◆ **Excerpted data**:
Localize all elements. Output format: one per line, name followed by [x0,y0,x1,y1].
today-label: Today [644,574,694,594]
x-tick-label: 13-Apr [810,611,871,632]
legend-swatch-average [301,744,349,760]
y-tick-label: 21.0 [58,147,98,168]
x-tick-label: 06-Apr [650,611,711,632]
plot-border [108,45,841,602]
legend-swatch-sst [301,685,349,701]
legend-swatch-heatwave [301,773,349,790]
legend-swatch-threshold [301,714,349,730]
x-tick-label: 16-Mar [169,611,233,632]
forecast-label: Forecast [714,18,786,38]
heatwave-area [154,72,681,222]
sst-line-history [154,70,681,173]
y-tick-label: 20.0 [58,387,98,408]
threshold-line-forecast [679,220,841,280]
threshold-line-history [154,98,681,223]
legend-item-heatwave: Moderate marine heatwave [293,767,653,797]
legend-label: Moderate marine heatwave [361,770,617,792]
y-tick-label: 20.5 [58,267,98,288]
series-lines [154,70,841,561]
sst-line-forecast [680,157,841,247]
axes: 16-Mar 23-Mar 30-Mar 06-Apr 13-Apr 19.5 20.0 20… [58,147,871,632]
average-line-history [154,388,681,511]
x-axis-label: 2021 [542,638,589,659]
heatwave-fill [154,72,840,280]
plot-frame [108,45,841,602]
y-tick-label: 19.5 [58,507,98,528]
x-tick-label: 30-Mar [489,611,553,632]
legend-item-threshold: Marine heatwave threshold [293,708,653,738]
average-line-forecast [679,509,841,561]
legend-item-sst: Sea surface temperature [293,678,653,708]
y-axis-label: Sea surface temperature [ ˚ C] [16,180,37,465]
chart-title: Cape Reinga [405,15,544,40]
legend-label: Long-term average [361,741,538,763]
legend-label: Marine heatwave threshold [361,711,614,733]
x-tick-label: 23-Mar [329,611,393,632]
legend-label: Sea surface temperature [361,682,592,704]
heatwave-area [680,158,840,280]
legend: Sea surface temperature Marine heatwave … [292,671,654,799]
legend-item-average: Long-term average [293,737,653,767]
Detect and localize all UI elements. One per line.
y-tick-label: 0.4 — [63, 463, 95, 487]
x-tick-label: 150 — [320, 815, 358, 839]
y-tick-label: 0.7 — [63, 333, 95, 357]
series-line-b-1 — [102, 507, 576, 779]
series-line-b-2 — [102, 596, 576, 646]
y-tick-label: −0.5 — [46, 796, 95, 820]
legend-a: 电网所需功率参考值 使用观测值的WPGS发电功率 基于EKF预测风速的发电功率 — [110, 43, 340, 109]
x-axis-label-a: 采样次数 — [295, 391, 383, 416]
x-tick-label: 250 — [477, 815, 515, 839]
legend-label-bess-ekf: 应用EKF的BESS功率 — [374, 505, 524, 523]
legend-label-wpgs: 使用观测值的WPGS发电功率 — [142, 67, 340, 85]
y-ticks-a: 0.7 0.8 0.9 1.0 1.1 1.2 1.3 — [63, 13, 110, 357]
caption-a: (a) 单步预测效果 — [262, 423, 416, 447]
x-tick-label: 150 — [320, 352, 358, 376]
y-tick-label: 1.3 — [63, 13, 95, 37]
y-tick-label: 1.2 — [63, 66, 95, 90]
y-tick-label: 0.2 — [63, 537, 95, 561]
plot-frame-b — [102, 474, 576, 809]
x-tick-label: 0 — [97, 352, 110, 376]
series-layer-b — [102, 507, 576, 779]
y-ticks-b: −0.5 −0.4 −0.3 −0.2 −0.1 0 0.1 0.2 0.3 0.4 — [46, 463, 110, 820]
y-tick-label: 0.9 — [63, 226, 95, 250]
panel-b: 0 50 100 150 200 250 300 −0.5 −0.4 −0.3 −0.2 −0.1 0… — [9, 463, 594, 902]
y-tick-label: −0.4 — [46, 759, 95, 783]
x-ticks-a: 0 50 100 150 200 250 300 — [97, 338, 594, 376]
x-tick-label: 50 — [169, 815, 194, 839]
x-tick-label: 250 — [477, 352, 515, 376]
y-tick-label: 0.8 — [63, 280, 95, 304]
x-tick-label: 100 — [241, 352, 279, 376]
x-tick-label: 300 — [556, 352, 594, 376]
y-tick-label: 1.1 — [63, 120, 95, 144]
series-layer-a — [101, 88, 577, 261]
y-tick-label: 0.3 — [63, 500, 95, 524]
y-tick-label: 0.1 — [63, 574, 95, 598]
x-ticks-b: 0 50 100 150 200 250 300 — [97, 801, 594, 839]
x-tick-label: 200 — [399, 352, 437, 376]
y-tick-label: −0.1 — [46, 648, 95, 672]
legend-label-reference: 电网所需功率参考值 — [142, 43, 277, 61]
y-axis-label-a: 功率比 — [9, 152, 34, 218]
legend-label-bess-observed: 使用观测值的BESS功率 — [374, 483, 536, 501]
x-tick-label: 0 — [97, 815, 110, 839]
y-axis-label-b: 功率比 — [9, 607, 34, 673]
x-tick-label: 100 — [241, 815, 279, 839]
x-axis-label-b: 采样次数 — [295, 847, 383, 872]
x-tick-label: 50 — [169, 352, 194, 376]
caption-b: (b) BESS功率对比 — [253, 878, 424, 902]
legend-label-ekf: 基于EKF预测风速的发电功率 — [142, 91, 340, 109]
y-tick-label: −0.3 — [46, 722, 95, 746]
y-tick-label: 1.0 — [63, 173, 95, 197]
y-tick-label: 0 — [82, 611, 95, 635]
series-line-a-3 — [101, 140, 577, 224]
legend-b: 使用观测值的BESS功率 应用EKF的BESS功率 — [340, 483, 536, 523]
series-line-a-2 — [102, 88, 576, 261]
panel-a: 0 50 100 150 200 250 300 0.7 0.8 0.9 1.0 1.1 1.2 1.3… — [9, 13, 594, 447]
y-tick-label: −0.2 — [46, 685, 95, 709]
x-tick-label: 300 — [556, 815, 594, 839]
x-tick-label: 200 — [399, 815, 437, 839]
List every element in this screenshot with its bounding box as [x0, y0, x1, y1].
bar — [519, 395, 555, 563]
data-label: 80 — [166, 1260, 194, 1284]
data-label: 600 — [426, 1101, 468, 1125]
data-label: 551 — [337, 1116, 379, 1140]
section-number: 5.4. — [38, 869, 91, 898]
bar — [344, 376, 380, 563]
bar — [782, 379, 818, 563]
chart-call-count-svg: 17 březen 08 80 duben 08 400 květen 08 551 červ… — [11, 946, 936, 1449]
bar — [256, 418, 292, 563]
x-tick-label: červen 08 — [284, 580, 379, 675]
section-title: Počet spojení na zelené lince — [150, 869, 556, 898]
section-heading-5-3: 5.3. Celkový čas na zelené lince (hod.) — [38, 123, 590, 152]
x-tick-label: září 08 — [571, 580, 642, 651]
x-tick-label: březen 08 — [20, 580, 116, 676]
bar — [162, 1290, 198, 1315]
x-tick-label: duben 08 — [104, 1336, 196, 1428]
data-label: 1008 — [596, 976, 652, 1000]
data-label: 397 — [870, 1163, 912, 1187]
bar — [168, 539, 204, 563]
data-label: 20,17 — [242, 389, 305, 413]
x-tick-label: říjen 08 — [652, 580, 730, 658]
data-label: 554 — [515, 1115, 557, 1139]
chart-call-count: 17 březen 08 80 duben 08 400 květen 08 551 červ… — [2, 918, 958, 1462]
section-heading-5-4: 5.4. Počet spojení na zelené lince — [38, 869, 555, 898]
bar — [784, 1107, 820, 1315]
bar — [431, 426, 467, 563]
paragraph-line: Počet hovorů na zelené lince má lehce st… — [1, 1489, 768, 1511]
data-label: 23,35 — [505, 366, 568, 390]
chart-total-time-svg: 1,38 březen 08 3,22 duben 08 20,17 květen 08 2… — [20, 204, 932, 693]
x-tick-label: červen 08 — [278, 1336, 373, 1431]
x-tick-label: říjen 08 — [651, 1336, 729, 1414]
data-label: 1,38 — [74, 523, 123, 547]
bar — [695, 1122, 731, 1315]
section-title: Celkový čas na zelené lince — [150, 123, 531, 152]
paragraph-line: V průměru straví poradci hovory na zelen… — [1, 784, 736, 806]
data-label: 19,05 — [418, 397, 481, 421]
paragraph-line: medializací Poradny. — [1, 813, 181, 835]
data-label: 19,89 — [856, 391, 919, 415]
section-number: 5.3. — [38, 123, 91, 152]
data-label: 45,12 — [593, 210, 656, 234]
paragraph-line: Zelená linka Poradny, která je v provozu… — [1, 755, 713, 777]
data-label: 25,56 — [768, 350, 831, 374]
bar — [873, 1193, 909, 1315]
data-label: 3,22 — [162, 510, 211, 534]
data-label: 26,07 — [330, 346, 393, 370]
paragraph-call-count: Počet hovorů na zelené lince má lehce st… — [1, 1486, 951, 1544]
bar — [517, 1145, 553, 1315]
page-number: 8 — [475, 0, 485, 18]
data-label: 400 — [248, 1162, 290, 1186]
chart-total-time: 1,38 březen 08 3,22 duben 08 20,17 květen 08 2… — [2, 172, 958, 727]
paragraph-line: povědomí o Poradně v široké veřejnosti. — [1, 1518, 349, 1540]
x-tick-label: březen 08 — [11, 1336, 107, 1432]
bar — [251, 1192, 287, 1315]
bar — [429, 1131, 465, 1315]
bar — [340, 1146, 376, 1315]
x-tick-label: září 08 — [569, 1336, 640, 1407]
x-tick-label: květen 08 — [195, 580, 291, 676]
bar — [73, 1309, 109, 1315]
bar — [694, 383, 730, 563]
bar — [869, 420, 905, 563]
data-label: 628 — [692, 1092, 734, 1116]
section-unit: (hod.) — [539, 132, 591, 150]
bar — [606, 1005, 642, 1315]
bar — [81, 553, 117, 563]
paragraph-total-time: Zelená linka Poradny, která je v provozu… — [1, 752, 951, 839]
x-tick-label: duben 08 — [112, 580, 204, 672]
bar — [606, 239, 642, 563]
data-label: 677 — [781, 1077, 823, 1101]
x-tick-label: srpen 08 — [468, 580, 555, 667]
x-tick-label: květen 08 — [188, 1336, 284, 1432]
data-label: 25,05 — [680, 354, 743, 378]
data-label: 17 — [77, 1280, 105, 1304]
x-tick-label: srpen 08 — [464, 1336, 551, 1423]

◆ **Goal**: Update the records from the first line through the line with "threshold-line-history [154,98,681,223]", swapping "x-tick-label" for "x-tick-text" and leaving everything else unchanged.

◆ **Final answer**:
Localize all elements. Output format: one per line, name followed by [x0,y0,x1,y1].
today-label: Today [644,574,694,594]
x-tick-text: 13-Apr [810,611,871,632]
legend-swatch-average [301,744,349,760]
y-tick-label: 21.0 [58,147,98,168]
x-tick-text: 06-Apr [650,611,711,632]
plot-border [108,45,841,602]
legend-swatch-sst [301,685,349,701]
legend-swatch-heatwave [301,773,349,790]
legend-swatch-threshold [301,714,349,730]
x-tick-text: 16-Mar [169,611,233,632]
forecast-label: Forecast [714,18,786,38]
heatwave-area [154,72,681,222]
sst-line-history [154,70,681,173]
y-tick-label: 20.0 [58,387,98,408]
threshold-line-forecast [679,220,841,280]
threshold-line-history [154,98,681,223]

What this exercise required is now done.